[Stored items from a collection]
□ □ □ □ □ □ □
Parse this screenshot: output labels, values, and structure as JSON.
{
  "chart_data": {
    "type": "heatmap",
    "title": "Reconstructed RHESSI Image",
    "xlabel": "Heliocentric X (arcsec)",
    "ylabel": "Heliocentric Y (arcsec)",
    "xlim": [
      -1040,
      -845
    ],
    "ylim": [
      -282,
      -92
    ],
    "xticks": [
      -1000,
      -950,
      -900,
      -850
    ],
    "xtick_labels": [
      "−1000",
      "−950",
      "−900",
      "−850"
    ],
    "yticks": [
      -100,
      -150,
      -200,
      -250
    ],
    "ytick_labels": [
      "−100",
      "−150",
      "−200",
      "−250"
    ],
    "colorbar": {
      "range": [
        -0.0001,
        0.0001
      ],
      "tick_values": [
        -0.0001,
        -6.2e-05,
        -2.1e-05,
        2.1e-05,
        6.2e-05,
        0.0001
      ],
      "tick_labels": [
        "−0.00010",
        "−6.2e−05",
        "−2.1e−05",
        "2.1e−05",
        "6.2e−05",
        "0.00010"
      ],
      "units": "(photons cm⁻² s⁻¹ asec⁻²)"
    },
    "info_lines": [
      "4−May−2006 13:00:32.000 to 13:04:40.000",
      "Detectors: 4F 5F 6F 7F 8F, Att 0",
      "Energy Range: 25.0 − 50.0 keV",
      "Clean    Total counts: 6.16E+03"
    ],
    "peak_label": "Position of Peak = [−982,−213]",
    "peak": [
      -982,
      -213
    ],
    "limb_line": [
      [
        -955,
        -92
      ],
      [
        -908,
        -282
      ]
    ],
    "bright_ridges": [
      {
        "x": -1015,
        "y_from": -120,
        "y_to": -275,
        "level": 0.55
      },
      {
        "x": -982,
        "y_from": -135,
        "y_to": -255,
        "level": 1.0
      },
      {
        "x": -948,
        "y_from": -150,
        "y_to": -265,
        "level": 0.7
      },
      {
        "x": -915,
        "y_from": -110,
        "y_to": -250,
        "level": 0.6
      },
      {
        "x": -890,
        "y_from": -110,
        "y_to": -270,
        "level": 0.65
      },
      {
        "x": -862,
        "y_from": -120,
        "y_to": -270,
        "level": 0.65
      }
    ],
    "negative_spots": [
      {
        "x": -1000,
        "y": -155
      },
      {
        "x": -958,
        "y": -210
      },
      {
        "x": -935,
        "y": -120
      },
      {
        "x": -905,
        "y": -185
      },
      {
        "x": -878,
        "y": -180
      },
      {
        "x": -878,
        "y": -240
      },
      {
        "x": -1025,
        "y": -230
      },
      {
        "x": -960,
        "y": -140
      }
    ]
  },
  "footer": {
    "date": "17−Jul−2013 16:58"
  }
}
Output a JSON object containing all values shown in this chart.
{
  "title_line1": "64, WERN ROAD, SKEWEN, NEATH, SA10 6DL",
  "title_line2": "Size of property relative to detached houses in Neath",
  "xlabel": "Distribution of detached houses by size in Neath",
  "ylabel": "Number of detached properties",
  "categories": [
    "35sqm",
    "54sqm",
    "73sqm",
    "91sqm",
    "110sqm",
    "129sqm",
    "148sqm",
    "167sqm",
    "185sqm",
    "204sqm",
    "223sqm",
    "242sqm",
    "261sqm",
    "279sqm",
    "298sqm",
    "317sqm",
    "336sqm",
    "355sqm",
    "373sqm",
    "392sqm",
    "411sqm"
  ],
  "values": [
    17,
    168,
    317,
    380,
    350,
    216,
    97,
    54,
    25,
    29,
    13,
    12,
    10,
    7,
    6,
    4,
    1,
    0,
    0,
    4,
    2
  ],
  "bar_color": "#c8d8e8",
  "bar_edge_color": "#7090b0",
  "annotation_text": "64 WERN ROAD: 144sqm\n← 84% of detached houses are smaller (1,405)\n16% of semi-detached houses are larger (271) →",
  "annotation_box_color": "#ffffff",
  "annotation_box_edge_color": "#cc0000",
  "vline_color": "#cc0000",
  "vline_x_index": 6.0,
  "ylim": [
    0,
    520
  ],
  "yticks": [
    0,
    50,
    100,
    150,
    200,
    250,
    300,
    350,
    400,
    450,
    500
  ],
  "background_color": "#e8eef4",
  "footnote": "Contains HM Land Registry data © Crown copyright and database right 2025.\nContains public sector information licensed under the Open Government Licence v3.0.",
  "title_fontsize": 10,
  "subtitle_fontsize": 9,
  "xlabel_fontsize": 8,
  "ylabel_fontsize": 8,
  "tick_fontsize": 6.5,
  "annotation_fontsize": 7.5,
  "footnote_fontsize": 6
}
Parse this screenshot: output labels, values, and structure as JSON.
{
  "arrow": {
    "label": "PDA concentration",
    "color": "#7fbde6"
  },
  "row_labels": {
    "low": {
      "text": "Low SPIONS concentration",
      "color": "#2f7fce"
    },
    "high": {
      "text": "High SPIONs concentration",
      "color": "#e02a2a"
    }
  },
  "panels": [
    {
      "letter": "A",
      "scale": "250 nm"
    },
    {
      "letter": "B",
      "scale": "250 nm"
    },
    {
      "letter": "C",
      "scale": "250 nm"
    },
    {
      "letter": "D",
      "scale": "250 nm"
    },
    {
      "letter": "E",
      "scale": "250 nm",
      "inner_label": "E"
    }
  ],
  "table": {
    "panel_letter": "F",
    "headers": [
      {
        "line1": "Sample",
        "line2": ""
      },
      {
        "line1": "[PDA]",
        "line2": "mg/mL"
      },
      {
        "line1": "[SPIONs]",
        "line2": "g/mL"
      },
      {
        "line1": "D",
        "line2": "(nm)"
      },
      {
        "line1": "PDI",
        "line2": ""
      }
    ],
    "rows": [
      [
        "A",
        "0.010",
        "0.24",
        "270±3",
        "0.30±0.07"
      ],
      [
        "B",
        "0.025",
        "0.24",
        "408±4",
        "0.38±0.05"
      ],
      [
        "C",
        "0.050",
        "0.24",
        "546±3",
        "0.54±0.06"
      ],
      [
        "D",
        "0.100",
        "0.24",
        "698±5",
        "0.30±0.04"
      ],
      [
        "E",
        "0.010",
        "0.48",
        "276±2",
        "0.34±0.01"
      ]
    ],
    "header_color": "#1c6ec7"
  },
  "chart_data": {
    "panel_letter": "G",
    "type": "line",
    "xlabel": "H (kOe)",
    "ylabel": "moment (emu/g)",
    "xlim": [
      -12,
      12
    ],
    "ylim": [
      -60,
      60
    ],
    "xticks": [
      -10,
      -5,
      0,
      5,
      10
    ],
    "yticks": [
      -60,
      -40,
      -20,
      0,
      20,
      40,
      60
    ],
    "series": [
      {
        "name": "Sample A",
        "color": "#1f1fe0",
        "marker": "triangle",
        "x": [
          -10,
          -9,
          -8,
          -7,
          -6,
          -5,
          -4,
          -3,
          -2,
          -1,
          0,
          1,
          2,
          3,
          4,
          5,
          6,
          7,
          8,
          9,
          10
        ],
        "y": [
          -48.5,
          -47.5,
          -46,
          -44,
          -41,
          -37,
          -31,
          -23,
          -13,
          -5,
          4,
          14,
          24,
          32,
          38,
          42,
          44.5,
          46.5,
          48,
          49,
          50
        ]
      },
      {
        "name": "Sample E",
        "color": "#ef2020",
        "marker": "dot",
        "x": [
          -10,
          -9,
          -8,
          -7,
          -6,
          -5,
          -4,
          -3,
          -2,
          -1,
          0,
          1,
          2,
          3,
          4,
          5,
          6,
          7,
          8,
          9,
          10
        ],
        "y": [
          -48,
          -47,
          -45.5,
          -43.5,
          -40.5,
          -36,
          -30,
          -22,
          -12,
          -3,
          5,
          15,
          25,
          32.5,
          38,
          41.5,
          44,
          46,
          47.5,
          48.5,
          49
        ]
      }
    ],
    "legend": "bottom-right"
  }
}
□ □ □ □ □ □ □
Exercise details: Reproduce each entry exactly, leaving out nothing.

The answer:
Parse this screenshot: output labels, values, and structure as JSON.
{
  "chart_data": {
    "type": "heatmap",
    "title": "Reconstructed RHESSI Image",
    "xlabel": "Heliocentric X (arcsec)",
    "ylabel": "Heliocentric Y (arcsec)",
    "xlim": [
      -1040,
      -845
    ],
    "ylim": [
      -282,
      -92
    ],
    "xticks": [
      -1000,
      -950,
      -900,
      -850
    ],
    "xtick_labels": [
      "−1000",
      "−950",
      "−900",
      "−850"
    ],
    "yticks": [
      -100,
      -150,
      -200,
      -250
    ],
    "ytick_labels": [
      "−100",
      "−150",
      "−200",
      "−250"
    ],
    "colorbar": {
      "range": [
        -0.0001,
        0.0001
      ],
      "tick_values": [
        -0.0001,
        -6.2e-05,
        -2.1e-05,
        2.1e-05,
        6.2e-05,
        0.0001
      ],
      "tick_labels": [
        "−0.00010",
        "−6.2e−05",
        "−2.1e−05",
        "2.1e−05",
        "6.2e−05",
        "0.00010"
      ],
      "units": "(photons cm⁻² s⁻¹ asec⁻²)"
    },
    "info_lines": [
      "4−May−2006 13:00:32.000 to 13:04:40.000",
      "Detectors: 4F 5F 6F 7F 8F, Att 0",
      "Energy Range: 25.0 − 50.0 keV",
      "Clean    Total counts: 6.16E+03"
    ],
    "peak_label": "Position of Peak = [−982,−213]",
    "peak": [
      -982,
      -213
    ],
    "limb_line": [
      [
        -955,
        -92
      ],
      [
        -908,
        -282
      ]
    ],
    "bright_ridges": [
      {
        "x": -1015,
        "y_from": -120,
        "y_to": -275,
        "level": 0.55
      },
      {
        "x": -982,
        "y_from": -135,
        "y_to": -255,
        "level": 1.0
      },
      {
        "x": -948,
        "y_from": -150,
        "y_to": -265,
        "level": 0.7
      },
      {
        "x": -915,
        "y_from": -110,
        "y_to": -250,
        "level": 0.6
      },
      {
        "x": -890,
        "y_from": -110,
        "y_to": -270,
        "level": 0.65
      },
      {
        "x": -862,
        "y_from": -120,
        "y_to": -270,
        "level": 0.65
      }
    ],
    "negative_spots": [
      {
        "x": -1000,
        "y": -155
      },
      {
        "x": -958,
        "y": -210
      },
      {
        "x": -935,
        "y": -120
      },
      {
        "x": -905,
        "y": -185
      },
      {
        "x": -878,
        "y": -180
      },
      {
        "x": -878,
        "y": -240
      },
      {
        "x": -1025,
        "y": -230
      },
      {
        "x": -960,
        "y": -140
      }
    ]
  },
  "footer": {
    "date": "17−Jul−2013 16:58"
  }
}
Output a JSON object containing all values shown in this chart.
{
  "title_line1": "64, WERN ROAD, SKEWEN, NEATH, SA10 6DL",
  "title_line2": "Size of property relative to detached houses in Neath",
  "xlabel": "Distribution of detached houses by size in Neath",
  "ylabel": "Number of detached properties",
  "categories": [
    "35sqm",
    "54sqm",
    "73sqm",
    "91sqm",
    "110sqm",
    "129sqm",
    "148sqm",
    "167sqm",
    "185sqm",
    "204sqm",
    "223sqm",
    "242sqm",
    "261sqm",
    "279sqm",
    "298sqm",
    "317sqm",
    "336sqm",
    "355sqm",
    "373sqm",
    "392sqm",
    "411sqm"
  ],
  "values": [
    17,
    168,
    317,
    380,
    350,
    216,
    97,
    54,
    25,
    29,
    13,
    12,
    10,
    7,
    6,
    4,
    1,
    0,
    0,
    4,
    2
  ],
  "bar_color": "#c8d8e8",
  "bar_edge_color": "#7090b0",
  "annotation_text": "64 WERN ROAD: 144sqm\n← 84% of detached houses are smaller (1,405)\n16% of semi-detached houses are larger (271) →",
  "annotation_box_color": "#ffffff",
  "annotation_box_edge_color": "#cc0000",
  "vline_color": "#cc0000",
  "vline_x_index": 6.0,
  "ylim": [
    0,
    520
  ],
  "yticks": [
    0,
    50,
    100,
    150,
    200,
    250,
    300,
    350,
    400,
    450,
    500
  ],
  "background_color": "#e8eef4",
  "footnote": "Contains HM Land Registry data © Crown copyright and database right 2025.\nContains public sector information licensed under the Open Government Licence v3.0.",
  "title_fontsize": 10,
  "subtitle_fontsize": 9,
  "xlabel_fontsize": 8,
  "ylabel_fontsize": 8,
  "tick_fontsize": 6.5,
  "annotation_fontsize": 7.5,
  "footnote_fontsize": 6
}
Parse this screenshot: output labels, values, and structure as JSON.
{
  "arrow": {
    "label": "PDA concentration",
    "color": "#7fbde6"
  },
  "row_labels": {
    "low": {
      "text": "Low SPIONS concentration",
      "color": "#2f7fce"
    },
    "high": {
      "text": "High SPIONs concentration",
      "color": "#e02a2a"
    }
  },
  "panels": [
    {
      "letter": "A",
      "scale": "250 nm"
    },
    {
      "letter": "B",
      "scale": "250 nm"
    },
    {
      "letter": "C",
      "scale": "250 nm"
    },
    {
      "letter": "D",
      "scale": "250 nm"
    },
    {
      "letter": "E",
      "scale": "250 nm",
      "inner_label": "E"
    }
  ],
  "table": {
    "panel_letter": "F",
    "headers": [
      {
        "line1": "Sample",
        "line2": ""
      },
      {
        "line1": "[PDA]",
        "line2": "mg/mL"
      },
      {
        "line1": "[SPIONs]",
        "line2": "g/mL"
      },
      {
        "line1": "D",
        "line2": "(nm)"
      },
      {
        "line1": "PDI",
        "line2": ""
      }
    ],
    "rows": [
      [
        "A",
        "0.010",
        "0.24",
        "270±3",
        "0.30±0.07"
      ],
      [
        "B",
        "0.025",
        "0.24",
        "408±4",
        "0.38±0.05"
      ],
      [
        "C",
        "0.050",
        "0.24",
        "546±3",
        "0.54±0.06"
      ],
      [
        "D",
        "0.100",
        "0.24",
        "698±5",
        "0.30±0.04"
      ],
      [
        "E",
        "0.010",
        "0.48",
        "276±2",
        "0.34±0.01"
      ]
    ],
    "header_color": "#1c6ec7"
  },
  "chart_data": {
    "panel_letter": "G",
    "type": "line",
    "xlabel": "H (kOe)",
    "ylabel": "moment (emu/g)",
    "xlim": [
      -12,
      12
    ],
    "ylim": [
      -60,
      60
    ],
    "xticks": [
      -10,
      -5,
      0,
      5,
      10
    ],
    "yticks": [
      -60,
      -40,
      -20,
      0,
      20,
      40,
      60
    ],
    "series": [
      {
        "name": "Sample A",
        "color": "#1f1fe0",
        "marker": "triangle",
        "x": [
          -10,
          -9,
          -8,
          -7,
          -6,
          -5,
          -4,
          -3,
          -2,
          -1,
          0,
          1,
          2,
          3,
          4,
          5,
          6,
          7,
          8,
          9,
          10
        ],
        "y": [
          -48.5,
          -47.5,
          -46,
          -44,
          -41,
          -37,
          -31,
          -23,
          -13,
          -5,
          4,
          14,
          24,
          32,
          38,
          42,
          44.5,
          46.5,
          48,
          49,
          50
        ]
      },
      {
        "name": "Sample E",
        "color": "#ef2020",
        "marker": "dot",
        "x": [
          -10,
          -9,
          -8,
          -7,
          -6,
          -5,
          -4,
          -3,
          -2,
          -1,
          0,
          1,
          2,
          3,
          4,
          5,
          6,
          7,
          8,
          9,
          10
        ],
        "y": [
          -48,
          -47,
          -45.5,
          -43.5,
          -40.5,
          -36,
          -30,
          -22,
          -12,
          -3,
          5,
          15,
          25,
          32.5,
          38,
          41.5,
          44,
          46,
          47.5,
          48.5,
          49
        ]
      }
    ],
    "legend": "bottom-right"
  }
}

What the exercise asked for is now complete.